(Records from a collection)
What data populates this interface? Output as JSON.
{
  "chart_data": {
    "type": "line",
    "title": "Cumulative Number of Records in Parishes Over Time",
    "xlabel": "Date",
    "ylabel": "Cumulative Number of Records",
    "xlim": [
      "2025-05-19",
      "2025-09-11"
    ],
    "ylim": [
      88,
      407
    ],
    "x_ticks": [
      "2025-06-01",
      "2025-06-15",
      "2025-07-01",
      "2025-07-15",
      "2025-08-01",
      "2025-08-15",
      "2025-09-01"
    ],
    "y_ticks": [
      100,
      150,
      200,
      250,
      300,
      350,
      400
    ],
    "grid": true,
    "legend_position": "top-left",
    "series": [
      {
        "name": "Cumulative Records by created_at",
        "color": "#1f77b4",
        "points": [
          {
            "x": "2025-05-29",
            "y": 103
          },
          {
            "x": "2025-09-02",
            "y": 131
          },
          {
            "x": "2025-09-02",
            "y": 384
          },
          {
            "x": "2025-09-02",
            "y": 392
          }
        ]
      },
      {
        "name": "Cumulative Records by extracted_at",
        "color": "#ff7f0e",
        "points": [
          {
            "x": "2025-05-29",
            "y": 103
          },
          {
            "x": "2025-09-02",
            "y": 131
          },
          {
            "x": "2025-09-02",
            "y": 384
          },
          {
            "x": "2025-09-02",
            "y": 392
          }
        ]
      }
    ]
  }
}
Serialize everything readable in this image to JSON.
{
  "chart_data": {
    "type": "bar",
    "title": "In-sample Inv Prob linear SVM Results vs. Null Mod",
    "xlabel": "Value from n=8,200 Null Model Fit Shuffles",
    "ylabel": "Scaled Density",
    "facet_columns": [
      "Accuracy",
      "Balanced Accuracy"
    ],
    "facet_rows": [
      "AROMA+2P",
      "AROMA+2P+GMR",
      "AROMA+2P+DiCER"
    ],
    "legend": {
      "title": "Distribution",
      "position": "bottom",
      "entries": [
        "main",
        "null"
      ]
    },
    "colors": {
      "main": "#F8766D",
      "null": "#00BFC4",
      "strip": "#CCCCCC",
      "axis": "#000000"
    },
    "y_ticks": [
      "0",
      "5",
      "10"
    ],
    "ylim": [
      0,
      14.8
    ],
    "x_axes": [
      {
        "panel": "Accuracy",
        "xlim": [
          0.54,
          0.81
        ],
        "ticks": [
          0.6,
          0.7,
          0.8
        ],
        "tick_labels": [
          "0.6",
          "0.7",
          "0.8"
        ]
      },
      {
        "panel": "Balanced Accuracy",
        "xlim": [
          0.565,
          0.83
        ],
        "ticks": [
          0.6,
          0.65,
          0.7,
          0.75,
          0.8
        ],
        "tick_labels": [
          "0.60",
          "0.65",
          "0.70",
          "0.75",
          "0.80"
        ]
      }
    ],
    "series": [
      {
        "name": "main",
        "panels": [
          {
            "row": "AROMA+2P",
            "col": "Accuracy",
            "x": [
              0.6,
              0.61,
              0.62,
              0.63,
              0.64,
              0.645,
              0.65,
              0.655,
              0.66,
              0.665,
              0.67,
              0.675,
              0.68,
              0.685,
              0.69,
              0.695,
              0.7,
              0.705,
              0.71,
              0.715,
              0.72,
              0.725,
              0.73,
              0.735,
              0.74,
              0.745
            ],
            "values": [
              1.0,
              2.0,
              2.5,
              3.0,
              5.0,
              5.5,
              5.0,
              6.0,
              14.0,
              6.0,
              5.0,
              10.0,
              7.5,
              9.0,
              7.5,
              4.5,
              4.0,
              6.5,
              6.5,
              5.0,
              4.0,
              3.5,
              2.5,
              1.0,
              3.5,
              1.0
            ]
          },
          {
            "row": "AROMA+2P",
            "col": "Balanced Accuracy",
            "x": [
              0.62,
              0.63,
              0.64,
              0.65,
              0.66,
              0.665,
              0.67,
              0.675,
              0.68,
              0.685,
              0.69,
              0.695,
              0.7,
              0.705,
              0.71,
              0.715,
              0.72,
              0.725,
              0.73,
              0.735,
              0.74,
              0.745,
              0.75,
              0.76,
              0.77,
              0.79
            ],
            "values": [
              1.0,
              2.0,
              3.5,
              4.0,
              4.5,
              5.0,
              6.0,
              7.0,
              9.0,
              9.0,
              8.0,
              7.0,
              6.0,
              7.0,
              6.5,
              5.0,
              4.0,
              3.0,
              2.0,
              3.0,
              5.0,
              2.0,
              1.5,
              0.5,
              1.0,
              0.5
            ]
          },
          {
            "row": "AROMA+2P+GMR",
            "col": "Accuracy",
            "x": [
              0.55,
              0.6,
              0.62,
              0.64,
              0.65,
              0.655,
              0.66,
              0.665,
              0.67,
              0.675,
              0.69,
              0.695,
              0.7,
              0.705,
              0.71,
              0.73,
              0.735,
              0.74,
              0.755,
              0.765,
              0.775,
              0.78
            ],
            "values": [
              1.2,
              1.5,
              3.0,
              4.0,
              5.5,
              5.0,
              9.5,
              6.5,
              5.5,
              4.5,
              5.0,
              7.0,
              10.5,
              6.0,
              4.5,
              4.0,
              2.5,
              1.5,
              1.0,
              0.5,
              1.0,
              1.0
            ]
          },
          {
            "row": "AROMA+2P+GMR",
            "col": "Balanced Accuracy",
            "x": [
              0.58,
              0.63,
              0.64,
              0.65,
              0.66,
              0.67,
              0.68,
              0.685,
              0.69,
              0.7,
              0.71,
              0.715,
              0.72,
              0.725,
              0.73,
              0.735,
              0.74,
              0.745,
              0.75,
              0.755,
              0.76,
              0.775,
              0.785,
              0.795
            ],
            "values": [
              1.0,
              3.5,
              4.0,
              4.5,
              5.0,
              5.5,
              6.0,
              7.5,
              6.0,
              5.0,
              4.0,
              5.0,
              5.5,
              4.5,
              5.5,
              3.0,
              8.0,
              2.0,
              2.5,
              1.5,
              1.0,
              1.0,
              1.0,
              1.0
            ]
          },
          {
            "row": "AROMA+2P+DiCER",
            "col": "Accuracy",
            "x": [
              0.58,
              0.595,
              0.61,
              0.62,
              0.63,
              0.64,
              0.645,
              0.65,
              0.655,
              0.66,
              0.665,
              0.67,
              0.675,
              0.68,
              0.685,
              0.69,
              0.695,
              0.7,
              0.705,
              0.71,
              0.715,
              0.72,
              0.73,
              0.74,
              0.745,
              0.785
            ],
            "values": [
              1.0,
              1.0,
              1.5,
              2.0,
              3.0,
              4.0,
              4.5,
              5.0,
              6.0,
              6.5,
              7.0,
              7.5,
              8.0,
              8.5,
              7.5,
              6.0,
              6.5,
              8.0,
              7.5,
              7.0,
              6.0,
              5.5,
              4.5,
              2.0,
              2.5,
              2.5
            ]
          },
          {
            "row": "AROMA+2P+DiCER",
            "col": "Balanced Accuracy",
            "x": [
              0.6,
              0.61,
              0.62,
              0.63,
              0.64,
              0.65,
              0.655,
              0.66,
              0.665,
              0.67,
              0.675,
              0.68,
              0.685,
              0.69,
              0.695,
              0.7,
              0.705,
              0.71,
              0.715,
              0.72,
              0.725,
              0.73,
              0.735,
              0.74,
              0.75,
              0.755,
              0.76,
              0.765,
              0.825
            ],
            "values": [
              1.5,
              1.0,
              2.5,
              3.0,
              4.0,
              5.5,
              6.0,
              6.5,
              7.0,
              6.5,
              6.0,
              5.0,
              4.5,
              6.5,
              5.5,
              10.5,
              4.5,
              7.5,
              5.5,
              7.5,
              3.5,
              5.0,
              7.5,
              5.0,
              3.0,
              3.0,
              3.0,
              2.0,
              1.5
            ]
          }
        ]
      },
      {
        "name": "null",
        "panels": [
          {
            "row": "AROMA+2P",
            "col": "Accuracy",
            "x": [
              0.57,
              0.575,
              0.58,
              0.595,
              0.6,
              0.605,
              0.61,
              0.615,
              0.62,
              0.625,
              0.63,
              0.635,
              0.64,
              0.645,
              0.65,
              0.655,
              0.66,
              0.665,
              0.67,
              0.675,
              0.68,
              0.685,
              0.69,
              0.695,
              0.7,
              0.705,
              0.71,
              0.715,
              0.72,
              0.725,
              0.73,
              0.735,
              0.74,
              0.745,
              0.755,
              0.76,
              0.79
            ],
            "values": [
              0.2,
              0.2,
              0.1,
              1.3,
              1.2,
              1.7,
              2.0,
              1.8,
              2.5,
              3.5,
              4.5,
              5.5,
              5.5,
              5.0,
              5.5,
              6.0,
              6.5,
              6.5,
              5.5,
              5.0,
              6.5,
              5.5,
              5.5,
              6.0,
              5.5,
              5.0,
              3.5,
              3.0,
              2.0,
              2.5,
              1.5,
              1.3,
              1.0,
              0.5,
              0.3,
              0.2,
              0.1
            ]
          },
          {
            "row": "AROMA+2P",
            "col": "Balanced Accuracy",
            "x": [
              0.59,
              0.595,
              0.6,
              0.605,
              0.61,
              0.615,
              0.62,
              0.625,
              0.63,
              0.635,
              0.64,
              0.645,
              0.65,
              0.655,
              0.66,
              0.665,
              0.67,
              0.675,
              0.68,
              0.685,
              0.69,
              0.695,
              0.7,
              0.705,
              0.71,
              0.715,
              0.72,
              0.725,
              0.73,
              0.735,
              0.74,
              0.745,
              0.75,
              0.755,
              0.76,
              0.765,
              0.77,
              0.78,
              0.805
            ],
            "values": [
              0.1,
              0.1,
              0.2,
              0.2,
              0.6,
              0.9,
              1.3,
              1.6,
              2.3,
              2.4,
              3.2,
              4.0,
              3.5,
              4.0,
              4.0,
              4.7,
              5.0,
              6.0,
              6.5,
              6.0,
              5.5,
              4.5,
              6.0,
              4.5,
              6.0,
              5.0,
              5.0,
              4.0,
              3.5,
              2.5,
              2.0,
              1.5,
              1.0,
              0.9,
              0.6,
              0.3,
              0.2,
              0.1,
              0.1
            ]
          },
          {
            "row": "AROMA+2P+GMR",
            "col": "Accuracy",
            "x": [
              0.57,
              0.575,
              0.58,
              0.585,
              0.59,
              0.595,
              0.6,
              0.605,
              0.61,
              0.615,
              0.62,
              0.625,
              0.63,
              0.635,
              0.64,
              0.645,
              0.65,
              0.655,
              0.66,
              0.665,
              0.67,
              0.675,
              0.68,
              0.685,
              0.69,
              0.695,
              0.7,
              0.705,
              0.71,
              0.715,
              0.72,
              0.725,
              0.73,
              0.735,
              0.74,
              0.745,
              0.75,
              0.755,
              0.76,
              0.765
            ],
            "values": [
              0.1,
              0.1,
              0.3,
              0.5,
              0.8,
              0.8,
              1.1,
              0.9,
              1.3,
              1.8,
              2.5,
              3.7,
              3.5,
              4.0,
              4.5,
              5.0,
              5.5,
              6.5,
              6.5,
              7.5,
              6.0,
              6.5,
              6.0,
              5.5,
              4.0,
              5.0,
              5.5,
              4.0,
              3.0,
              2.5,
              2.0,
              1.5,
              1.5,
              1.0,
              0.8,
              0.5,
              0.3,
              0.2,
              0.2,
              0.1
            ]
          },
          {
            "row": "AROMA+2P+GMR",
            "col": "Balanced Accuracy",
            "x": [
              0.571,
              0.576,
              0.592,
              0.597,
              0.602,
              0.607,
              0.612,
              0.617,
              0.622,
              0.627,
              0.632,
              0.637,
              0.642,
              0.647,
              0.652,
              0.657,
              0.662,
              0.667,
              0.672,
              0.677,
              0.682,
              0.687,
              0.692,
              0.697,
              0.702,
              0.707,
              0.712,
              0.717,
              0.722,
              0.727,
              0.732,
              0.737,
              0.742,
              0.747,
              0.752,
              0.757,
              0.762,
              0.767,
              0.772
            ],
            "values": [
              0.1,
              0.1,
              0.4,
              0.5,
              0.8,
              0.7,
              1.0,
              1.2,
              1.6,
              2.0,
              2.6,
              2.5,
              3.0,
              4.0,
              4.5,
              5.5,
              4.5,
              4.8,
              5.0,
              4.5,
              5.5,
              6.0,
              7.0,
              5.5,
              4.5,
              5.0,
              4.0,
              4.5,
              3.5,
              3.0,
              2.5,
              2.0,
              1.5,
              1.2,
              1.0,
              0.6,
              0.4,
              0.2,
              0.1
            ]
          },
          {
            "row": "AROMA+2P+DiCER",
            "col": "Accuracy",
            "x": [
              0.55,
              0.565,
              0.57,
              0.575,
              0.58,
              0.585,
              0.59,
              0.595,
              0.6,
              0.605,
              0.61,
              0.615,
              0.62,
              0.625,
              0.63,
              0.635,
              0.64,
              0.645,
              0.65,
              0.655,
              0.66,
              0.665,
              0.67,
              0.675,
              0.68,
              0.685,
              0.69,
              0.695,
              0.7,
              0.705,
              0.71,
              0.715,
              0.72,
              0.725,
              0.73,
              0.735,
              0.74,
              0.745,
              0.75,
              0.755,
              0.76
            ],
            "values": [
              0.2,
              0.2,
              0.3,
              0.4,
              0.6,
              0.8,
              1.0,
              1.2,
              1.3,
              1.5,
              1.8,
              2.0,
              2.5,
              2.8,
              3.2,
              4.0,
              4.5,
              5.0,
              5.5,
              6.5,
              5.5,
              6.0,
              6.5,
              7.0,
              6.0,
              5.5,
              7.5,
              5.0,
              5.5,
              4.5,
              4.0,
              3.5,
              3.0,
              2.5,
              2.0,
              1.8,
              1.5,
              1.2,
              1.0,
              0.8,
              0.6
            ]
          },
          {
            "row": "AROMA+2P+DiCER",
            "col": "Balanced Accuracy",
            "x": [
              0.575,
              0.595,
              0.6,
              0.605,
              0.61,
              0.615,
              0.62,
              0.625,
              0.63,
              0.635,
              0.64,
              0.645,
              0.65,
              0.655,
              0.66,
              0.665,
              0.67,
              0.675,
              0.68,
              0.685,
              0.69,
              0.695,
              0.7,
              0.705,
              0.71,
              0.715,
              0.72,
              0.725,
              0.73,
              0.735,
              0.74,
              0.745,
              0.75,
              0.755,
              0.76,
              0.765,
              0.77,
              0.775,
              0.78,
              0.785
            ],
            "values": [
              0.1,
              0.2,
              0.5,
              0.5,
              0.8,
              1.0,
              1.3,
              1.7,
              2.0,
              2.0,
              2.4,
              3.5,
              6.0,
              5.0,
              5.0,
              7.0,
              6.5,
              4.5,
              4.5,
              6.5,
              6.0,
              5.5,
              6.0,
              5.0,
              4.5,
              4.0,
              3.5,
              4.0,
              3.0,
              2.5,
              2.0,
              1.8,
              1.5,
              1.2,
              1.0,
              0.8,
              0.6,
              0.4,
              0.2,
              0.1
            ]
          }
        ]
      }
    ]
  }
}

■ **TASK PROMPT**
Identify which lines contain the word "JSON" and copy each one.

■ **SOLVED EXERCISE**
What data populates this interface? Output as JSON.
Serialize everything readable in this image to JSON.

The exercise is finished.